Work to be completed
Pull every line holding the string "this" from the records below.

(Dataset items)
"""
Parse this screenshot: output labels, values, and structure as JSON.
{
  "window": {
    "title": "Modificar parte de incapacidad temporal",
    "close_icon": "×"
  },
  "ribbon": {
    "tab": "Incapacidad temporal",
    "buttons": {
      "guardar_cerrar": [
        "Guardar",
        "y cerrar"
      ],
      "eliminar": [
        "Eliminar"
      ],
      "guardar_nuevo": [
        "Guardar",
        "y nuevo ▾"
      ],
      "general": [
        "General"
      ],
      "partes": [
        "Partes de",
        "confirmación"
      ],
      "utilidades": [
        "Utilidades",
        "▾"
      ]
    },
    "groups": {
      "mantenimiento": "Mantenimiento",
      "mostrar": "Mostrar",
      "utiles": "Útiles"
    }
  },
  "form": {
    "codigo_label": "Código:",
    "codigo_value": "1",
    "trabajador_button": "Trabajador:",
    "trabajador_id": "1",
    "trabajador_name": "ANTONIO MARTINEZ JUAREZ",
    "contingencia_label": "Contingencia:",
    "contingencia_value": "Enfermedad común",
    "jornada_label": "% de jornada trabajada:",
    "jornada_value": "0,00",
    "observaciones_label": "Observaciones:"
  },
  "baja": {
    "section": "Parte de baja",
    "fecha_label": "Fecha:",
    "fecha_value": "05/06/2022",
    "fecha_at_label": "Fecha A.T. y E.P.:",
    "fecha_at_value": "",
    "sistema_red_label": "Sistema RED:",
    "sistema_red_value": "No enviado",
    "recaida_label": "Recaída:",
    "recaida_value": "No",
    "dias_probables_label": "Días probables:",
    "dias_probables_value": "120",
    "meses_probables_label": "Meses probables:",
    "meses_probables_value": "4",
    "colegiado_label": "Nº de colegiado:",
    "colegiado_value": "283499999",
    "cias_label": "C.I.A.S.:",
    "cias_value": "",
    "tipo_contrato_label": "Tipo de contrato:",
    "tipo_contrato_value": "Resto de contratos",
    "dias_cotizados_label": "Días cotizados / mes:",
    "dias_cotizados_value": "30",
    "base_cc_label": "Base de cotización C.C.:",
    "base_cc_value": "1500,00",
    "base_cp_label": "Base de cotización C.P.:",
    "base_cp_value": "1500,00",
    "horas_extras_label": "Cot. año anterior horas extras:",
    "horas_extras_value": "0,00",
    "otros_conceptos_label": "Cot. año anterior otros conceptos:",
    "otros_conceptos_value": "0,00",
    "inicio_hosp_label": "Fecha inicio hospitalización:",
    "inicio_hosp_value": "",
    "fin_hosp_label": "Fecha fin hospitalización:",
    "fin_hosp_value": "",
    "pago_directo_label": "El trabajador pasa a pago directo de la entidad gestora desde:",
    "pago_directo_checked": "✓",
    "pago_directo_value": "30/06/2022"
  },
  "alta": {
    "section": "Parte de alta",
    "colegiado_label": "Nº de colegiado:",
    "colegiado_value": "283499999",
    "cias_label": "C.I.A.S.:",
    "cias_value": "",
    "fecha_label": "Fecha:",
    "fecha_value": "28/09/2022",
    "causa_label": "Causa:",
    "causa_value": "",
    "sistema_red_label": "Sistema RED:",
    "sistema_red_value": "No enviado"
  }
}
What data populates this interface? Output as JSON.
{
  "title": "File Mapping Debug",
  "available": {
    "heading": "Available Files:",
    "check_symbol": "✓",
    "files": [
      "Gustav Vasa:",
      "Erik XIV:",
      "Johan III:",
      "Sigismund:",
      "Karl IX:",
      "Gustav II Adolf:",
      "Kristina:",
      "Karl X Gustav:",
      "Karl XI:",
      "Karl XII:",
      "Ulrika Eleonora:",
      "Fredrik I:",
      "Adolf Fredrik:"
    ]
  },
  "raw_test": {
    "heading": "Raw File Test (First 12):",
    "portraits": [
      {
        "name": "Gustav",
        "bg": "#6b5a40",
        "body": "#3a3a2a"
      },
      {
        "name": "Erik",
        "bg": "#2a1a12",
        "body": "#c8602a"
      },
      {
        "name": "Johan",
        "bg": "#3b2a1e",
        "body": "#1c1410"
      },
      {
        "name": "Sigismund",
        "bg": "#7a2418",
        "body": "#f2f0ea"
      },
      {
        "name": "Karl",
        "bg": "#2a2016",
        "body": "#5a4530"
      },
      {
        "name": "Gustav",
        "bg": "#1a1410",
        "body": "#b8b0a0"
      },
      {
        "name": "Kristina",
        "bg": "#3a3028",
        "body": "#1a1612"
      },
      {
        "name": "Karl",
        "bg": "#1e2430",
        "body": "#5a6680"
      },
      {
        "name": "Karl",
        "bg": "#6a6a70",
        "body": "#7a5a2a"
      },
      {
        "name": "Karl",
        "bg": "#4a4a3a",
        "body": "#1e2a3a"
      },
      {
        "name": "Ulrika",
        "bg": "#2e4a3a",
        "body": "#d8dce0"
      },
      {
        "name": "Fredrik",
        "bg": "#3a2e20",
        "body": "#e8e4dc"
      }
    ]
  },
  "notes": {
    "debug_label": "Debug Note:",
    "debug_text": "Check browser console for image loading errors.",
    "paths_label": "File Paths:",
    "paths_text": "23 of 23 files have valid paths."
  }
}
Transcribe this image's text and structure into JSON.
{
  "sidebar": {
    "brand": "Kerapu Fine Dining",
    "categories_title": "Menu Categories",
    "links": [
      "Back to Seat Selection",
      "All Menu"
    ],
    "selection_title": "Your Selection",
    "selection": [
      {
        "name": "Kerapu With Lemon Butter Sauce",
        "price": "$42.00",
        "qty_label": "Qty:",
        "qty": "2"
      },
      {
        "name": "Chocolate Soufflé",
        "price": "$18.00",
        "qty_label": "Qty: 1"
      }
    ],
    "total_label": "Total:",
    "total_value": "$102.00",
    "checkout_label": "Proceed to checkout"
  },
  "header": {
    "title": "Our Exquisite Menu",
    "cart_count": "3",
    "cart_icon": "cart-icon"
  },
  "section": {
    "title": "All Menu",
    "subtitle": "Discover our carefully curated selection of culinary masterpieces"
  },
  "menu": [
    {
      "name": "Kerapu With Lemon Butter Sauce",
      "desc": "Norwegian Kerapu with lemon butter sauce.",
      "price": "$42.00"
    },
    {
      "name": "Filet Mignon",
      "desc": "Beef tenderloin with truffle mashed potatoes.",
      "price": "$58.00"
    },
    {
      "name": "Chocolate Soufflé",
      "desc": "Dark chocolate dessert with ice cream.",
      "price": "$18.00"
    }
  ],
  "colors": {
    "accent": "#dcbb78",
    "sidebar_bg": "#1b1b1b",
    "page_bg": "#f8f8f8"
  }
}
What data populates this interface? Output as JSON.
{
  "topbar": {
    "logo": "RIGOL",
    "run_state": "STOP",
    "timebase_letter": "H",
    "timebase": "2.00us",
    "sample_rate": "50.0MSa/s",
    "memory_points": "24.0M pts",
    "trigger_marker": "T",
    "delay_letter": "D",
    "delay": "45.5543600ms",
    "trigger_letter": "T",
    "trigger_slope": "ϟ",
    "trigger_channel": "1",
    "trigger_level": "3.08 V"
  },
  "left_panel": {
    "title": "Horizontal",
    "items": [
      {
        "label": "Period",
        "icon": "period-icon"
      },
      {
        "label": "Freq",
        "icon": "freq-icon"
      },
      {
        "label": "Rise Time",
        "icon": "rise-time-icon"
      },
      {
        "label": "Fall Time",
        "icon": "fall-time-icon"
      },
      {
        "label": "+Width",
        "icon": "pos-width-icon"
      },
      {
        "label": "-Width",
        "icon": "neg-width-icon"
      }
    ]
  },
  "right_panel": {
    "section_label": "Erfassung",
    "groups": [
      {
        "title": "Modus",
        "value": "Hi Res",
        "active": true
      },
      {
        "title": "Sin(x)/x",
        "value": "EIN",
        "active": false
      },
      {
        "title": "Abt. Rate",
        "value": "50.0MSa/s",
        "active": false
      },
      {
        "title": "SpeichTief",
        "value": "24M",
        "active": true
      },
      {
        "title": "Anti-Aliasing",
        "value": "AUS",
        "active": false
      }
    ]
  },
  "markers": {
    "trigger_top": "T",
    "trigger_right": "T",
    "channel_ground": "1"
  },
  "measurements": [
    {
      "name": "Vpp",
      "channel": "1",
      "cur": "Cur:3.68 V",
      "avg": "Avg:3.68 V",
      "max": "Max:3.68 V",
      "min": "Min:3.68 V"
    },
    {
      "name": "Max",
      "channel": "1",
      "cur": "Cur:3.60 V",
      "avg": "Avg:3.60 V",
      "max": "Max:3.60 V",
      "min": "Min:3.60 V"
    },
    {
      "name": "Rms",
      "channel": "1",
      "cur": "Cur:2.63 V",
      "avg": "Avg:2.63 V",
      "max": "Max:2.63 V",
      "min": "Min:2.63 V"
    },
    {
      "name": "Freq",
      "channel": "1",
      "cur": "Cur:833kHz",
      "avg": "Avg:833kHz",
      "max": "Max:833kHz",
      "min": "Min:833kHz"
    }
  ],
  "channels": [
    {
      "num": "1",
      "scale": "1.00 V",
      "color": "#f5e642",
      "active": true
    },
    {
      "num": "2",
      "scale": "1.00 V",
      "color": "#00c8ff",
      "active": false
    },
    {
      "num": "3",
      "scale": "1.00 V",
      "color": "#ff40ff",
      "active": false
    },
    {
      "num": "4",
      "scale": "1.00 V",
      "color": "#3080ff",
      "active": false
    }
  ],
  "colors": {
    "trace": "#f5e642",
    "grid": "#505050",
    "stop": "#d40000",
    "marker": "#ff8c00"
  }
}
"""
Solution to the exercise
Parse this screenshot: output labels, values, and structure as JSON.
What data populates this interface? Output as JSON.
Transcribe this image's text and structure into JSON.
What data populates this interface? Output as JSON.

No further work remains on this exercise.